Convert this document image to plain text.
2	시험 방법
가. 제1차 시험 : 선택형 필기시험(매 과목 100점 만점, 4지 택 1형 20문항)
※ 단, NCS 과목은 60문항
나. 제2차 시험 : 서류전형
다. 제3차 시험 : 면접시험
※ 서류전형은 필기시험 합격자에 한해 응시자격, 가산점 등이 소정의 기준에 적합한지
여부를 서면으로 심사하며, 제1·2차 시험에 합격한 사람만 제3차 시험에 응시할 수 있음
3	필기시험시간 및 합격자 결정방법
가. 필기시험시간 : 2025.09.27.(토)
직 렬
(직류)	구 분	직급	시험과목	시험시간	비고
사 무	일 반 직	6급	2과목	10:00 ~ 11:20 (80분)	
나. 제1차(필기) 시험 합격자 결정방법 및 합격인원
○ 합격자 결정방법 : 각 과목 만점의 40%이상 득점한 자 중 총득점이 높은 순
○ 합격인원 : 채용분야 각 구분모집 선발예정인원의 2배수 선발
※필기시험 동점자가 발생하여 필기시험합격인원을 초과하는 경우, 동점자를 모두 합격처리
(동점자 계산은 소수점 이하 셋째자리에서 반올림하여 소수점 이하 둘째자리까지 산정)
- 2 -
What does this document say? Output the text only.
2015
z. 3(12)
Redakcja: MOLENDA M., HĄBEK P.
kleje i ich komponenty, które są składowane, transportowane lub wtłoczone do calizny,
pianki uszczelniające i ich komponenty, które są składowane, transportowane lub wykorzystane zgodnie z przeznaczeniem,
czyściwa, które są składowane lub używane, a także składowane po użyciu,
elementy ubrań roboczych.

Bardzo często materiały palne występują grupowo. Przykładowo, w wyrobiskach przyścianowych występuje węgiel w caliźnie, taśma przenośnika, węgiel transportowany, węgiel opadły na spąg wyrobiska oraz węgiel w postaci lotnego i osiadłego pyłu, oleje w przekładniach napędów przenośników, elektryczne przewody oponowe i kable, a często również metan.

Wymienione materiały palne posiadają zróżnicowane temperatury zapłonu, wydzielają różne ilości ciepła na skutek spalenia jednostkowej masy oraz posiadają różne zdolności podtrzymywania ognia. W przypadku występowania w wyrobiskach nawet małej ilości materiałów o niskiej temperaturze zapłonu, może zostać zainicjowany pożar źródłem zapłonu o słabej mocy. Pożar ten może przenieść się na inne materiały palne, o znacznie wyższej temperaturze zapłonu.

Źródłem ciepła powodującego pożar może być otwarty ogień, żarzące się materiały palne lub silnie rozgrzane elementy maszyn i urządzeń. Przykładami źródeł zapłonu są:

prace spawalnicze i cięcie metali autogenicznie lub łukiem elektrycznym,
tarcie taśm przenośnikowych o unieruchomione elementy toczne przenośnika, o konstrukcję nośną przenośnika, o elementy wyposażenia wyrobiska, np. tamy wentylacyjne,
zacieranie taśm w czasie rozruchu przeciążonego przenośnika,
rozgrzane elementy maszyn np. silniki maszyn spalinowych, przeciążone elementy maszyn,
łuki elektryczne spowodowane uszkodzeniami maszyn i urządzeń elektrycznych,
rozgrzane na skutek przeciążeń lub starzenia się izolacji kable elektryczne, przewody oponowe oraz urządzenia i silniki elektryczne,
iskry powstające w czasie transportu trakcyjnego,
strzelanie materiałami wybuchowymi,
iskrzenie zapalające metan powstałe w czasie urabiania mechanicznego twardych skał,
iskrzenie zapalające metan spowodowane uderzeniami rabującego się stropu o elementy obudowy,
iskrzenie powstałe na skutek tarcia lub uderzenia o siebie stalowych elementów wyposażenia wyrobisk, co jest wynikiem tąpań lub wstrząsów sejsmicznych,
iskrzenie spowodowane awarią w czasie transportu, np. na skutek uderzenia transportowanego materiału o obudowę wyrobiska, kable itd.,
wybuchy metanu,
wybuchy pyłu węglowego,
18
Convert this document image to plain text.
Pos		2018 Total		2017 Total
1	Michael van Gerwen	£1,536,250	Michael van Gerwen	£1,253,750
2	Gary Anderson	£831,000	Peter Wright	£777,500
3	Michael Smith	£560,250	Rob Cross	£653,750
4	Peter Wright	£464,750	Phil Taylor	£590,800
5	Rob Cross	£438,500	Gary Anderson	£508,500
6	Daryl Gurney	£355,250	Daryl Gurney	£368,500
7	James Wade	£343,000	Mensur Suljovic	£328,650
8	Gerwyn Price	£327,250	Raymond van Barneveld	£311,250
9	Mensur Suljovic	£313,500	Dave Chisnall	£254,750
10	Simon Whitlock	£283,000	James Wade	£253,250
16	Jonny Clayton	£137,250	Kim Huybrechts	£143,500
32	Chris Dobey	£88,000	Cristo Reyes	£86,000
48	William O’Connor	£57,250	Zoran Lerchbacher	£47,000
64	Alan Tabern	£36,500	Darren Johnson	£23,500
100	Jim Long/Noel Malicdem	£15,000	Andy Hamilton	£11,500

[Job] Look through the material and copy each line that has "czasie".

[Exercise solution]
zacieranie taśm w czasie rozruchu przeciążonego przenośnika,
iskry powstające w czasie transportu trakcyjnego,
iskrzenie zapalające metan powstałe w czasie urabiania mechanicznego twardych skał,
iskrzenie spowodowane awarią w czasie transportu, np. na skutek uderzenia transportowanego materiału o obudowę wyrobiska, kable itd.,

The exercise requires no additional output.